**What this task involves:** Copy the listing below in full and skip every picture.
───── Task data
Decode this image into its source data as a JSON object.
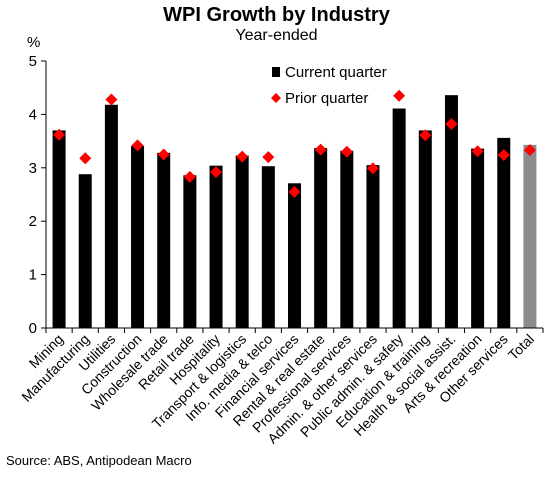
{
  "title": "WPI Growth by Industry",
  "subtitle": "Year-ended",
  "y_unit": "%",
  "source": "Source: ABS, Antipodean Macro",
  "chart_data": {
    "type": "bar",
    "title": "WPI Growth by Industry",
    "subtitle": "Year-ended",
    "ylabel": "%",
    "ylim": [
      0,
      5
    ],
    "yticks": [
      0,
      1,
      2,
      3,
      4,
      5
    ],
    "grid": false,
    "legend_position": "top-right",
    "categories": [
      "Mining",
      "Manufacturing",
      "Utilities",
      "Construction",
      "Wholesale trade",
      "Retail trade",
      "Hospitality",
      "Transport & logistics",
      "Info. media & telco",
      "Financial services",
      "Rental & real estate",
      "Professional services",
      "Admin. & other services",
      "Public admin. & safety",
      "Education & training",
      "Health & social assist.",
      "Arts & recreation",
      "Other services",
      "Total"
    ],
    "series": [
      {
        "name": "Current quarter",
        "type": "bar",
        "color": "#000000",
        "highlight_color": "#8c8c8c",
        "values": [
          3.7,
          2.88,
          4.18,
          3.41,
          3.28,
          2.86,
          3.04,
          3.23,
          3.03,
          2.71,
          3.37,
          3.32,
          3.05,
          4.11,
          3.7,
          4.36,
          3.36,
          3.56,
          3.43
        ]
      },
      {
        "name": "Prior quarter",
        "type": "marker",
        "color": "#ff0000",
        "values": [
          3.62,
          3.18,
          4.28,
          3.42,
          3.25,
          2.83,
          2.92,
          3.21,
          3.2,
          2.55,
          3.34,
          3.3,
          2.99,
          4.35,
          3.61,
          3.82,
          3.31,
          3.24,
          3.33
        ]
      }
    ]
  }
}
──────────
**Answer to the exercise:**
Decode this image into its source data as a JSON object.
{
  "title": "WPI Growth by Industry",
  "subtitle": "Year-ended",
  "y_unit": "%",
  "source": "Source: ABS, Antipodean Macro",
  "chart_data": {
    "type": "bar",
    "title": "WPI Growth by Industry",
    "subtitle": "Year-ended",
    "ylabel": "%",
    "ylim": [
      0,
      5
    ],
    "yticks": [
      0,
      1,
      2,
      3,
      4,
      5
    ],
    "grid": false,
    "legend_position": "top-right",
    "categories": [
      "Mining",
      "Manufacturing",
      "Utilities",
      "Construction",
      "Wholesale trade",
      "Retail trade",
      "Hospitality",
      "Transport & logistics",
      "Info. media & telco",
      "Financial services",
      "Rental & real estate",
      "Professional services",
      "Admin. & other services",
      "Public admin. & safety",
      "Education & training",
      "Health & social assist.",
      "Arts & recreation",
      "Other services",
      "Total"
    ],
    "series": [
      {
        "name": "Current quarter",
        "type": "bar",
        "color": "#000000",
        "highlight_color": "#8c8c8c",
        "values": [
          3.7,
          2.88,
          4.18,
          3.41,
          3.28,
          2.86,
          3.04,
          3.23,
          3.03,
          2.71,
          3.37,
          3.32,
          3.05,
          4.11,
          3.7,
          4.36,
          3.36,
          3.56,
          3.43
        ]
      },
      {
        "name": "Prior quarter",
        "type": "marker",
        "color": "#ff0000",
        "values": [
          3.62,
          3.18,
          4.28,
          3.42,
          3.25,
          2.83,
          2.92,
          3.21,
          3.2,
          2.55,
          3.34,
          3.3,
          2.99,
          4.35,
          3.61,
          3.82,
          3.31,
          3.24,
          3.33
        ]
      }
    ]
  }
}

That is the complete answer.